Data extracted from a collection
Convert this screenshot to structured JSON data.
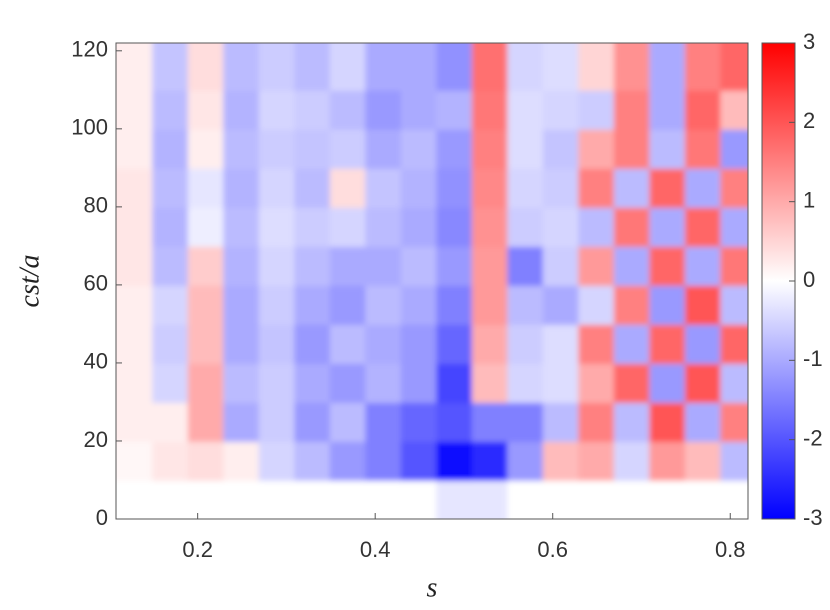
{
  "chart_data": {
    "type": "heatmap",
    "xlabel": "s",
    "ylabel": "cst/a",
    "xlim": [
      0.108,
      0.82
    ],
    "xticks": [
      0.2,
      0.4,
      0.6,
      0.8
    ],
    "ylim": [
      0,
      122
    ],
    "yticks": [
      0,
      20,
      40,
      60,
      80,
      100,
      120
    ],
    "clim": [
      -3,
      3
    ],
    "cticks": [
      3,
      2,
      1,
      0,
      -1,
      -2,
      -3
    ],
    "x": [
      0.13,
      0.17,
      0.21,
      0.25,
      0.29,
      0.33,
      0.37,
      0.41,
      0.45,
      0.49,
      0.53,
      0.57,
      0.61,
      0.65,
      0.69,
      0.73,
      0.77,
      0.81
    ],
    "y": [
      5,
      15,
      25,
      35,
      45,
      55,
      65,
      75,
      85,
      95,
      105,
      115
    ],
    "z": [
      [
        0,
        0,
        0,
        0,
        0,
        0,
        0,
        0,
        0,
        -0.3,
        -0.3,
        0,
        0,
        0,
        0,
        0,
        0,
        0
      ],
      [
        0.1,
        0.3,
        0.4,
        0.2,
        -0.5,
        -0.8,
        -1.2,
        -1.5,
        -2,
        -2.8,
        -2.5,
        -1.2,
        0.8,
        1,
        -0.5,
        1.2,
        0.8,
        -0.8
      ],
      [
        0.2,
        0.2,
        1,
        -1,
        -0.6,
        -1.2,
        -0.8,
        -1.5,
        -1.8,
        -2,
        -1.5,
        -1.5,
        -0.8,
        1.5,
        -0.8,
        2,
        -1,
        1.5
      ],
      [
        0.2,
        -0.5,
        1,
        -0.8,
        -0.6,
        -1,
        -1.2,
        -0.9,
        -1.2,
        -2.2,
        0.8,
        -0.5,
        -0.4,
        1,
        1.8,
        -1.2,
        2,
        -0.8
      ],
      [
        0.2,
        -0.6,
        0.8,
        -1,
        -0.7,
        -1.2,
        -0.8,
        -1,
        -1.2,
        -1.8,
        1,
        -0.6,
        -0.4,
        1.5,
        -1,
        1.8,
        -1.2,
        1.8
      ],
      [
        0.2,
        -0.5,
        0.8,
        -1,
        -0.6,
        -1,
        -1.2,
        -0.8,
        -1,
        -1.5,
        1.2,
        -0.8,
        -1,
        -0.5,
        1.5,
        -1.2,
        2,
        -0.8
      ],
      [
        0.3,
        -0.8,
        0.6,
        -0.9,
        -0.5,
        -0.8,
        -1,
        -1,
        -0.8,
        -1.2,
        1.2,
        -1.5,
        -0.6,
        1.2,
        -1,
        1.8,
        -1,
        1.6
      ],
      [
        0.3,
        -0.9,
        -0.2,
        -0.8,
        -0.4,
        -0.6,
        -0.5,
        -0.8,
        -1,
        -1.4,
        1.3,
        -0.6,
        -0.5,
        -0.8,
        1.6,
        -1,
        1.8,
        -1
      ],
      [
        0.3,
        -0.8,
        -0.3,
        -0.9,
        -0.5,
        -0.8,
        0.4,
        -0.7,
        -0.9,
        -1.3,
        1.4,
        -0.5,
        -0.6,
        1.5,
        -0.8,
        1.8,
        -1,
        1.5
      ],
      [
        0.2,
        -0.9,
        0.2,
        -0.8,
        -0.6,
        -0.7,
        -0.6,
        -1,
        -0.8,
        -1.2,
        1.5,
        -0.4,
        -0.7,
        1,
        1.5,
        -0.8,
        1.6,
        -1.2
      ],
      [
        0.2,
        -0.8,
        0.3,
        -0.9,
        -0.5,
        -0.6,
        -0.8,
        -1.2,
        -1,
        -0.9,
        1.6,
        -0.4,
        -0.5,
        -0.6,
        1.5,
        -1,
        1.8,
        0.8
      ],
      [
        0.2,
        -0.7,
        0.4,
        -0.8,
        -0.6,
        -0.8,
        -0.5,
        -1,
        -1,
        -1.3,
        1.7,
        -0.5,
        -0.4,
        0.5,
        1.3,
        -1,
        1.5,
        1.8
      ]
    ]
  }
}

→ **DIRECTIVE**: Keep the pictures out of your copy, and repeat every entry above exactly.

→ **RESPONSE BELOW**:
Convert this screenshot to structured JSON data.
{
  "chart_data": {
    "type": "heatmap",
    "xlabel": "s",
    "ylabel": "cst/a",
    "xlim": [
      0.108,
      0.82
    ],
    "xticks": [
      0.2,
      0.4,
      0.6,
      0.8
    ],
    "ylim": [
      0,
      122
    ],
    "yticks": [
      0,
      20,
      40,
      60,
      80,
      100,
      120
    ],
    "clim": [
      -3,
      3
    ],
    "cticks": [
      3,
      2,
      1,
      0,
      -1,
      -2,
      -3
    ],
    "x": [
      0.13,
      0.17,
      0.21,
      0.25,
      0.29,
      0.33,
      0.37,
      0.41,
      0.45,
      0.49,
      0.53,
      0.57,
      0.61,
      0.65,
      0.69,
      0.73,
      0.77,
      0.81
    ],
    "y": [
      5,
      15,
      25,
      35,
      45,
      55,
      65,
      75,
      85,
      95,
      105,
      115
    ],
    "z": [
      [
        0,
        0,
        0,
        0,
        0,
        0,
        0,
        0,
        0,
        -0.3,
        -0.3,
        0,
        0,
        0,
        0,
        0,
        0,
        0
      ],
      [
        0.1,
        0.3,
        0.4,
        0.2,
        -0.5,
        -0.8,
        -1.2,
        -1.5,
        -2,
        -2.8,
        -2.5,
        -1.2,
        0.8,
        1,
        -0.5,
        1.2,
        0.8,
        -0.8
      ],
      [
        0.2,
        0.2,
        1,
        -1,
        -0.6,
        -1.2,
        -0.8,
        -1.5,
        -1.8,
        -2,
        -1.5,
        -1.5,
        -0.8,
        1.5,
        -0.8,
        2,
        -1,
        1.5
      ],
      [
        0.2,
        -0.5,
        1,
        -0.8,
        -0.6,
        -1,
        -1.2,
        -0.9,
        -1.2,
        -2.2,
        0.8,
        -0.5,
        -0.4,
        1,
        1.8,
        -1.2,
        2,
        -0.8
      ],
      [
        0.2,
        -0.6,
        0.8,
        -1,
        -0.7,
        -1.2,
        -0.8,
        -1,
        -1.2,
        -1.8,
        1,
        -0.6,
        -0.4,
        1.5,
        -1,
        1.8,
        -1.2,
        1.8
      ],
      [
        0.2,
        -0.5,
        0.8,
        -1,
        -0.6,
        -1,
        -1.2,
        -0.8,
        -1,
        -1.5,
        1.2,
        -0.8,
        -1,
        -0.5,
        1.5,
        -1.2,
        2,
        -0.8
      ],
      [
        0.3,
        -0.8,
        0.6,
        -0.9,
        -0.5,
        -0.8,
        -1,
        -1,
        -0.8,
        -1.2,
        1.2,
        -1.5,
        -0.6,
        1.2,
        -1,
        1.8,
        -1,
        1.6
      ],
      [
        0.3,
        -0.9,
        -0.2,
        -0.8,
        -0.4,
        -0.6,
        -0.5,
        -0.8,
        -1,
        -1.4,
        1.3,
        -0.6,
        -0.5,
        -0.8,
        1.6,
        -1,
        1.8,
        -1
      ],
      [
        0.3,
        -0.8,
        -0.3,
        -0.9,
        -0.5,
        -0.8,
        0.4,
        -0.7,
        -0.9,
        -1.3,
        1.4,
        -0.5,
        -0.6,
        1.5,
        -0.8,
        1.8,
        -1,
        1.5
      ],
      [
        0.2,
        -0.9,
        0.2,
        -0.8,
        -0.6,
        -0.7,
        -0.6,
        -1,
        -0.8,
        -1.2,
        1.5,
        -0.4,
        -0.7,
        1,
        1.5,
        -0.8,
        1.6,
        -1.2
      ],
      [
        0.2,
        -0.8,
        0.3,
        -0.9,
        -0.5,
        -0.6,
        -0.8,
        -1.2,
        -1,
        -0.9,
        1.6,
        -0.4,
        -0.5,
        -0.6,
        1.5,
        -1,
        1.8,
        0.8
      ],
      [
        0.2,
        -0.7,
        0.4,
        -0.8,
        -0.6,
        -0.8,
        -0.5,
        -1,
        -1,
        -1.3,
        1.7,
        -0.5,
        -0.4,
        0.5,
        1.3,
        -1,
        1.5,
        1.8
      ]
    ]
  }
}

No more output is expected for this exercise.